# What this task involves
In the entries below, count the lines holding "about". Reply with the number only.

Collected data
===

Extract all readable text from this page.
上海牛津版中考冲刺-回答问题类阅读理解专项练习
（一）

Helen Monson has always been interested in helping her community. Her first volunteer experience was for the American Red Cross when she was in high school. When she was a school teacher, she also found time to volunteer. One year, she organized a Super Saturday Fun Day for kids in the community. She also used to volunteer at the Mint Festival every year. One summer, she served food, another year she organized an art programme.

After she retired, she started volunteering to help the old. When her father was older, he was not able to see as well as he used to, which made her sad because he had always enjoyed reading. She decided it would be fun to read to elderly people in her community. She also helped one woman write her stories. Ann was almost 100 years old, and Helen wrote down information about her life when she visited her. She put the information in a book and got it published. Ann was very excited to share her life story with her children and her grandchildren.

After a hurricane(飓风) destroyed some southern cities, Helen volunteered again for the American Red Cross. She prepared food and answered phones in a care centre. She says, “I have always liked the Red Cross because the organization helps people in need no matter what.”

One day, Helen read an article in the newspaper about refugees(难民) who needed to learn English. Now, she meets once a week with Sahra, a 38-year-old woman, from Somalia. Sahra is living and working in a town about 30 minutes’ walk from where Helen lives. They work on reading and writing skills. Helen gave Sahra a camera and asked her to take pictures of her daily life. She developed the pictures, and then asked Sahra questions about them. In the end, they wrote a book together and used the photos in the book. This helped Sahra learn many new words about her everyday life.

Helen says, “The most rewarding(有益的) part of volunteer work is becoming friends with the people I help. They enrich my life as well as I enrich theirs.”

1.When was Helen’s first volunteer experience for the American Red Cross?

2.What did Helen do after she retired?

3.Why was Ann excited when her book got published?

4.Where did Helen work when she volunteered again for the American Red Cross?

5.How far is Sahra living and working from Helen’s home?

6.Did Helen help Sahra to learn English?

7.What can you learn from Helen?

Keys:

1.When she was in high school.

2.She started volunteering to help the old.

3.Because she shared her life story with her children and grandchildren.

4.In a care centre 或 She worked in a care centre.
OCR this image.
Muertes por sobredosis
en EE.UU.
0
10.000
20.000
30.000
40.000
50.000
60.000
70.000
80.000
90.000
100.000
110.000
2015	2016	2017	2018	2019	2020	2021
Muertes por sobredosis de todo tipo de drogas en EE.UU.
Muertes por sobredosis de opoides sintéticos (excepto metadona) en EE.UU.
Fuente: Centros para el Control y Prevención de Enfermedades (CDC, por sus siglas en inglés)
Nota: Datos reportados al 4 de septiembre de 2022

===

# Worked solution
2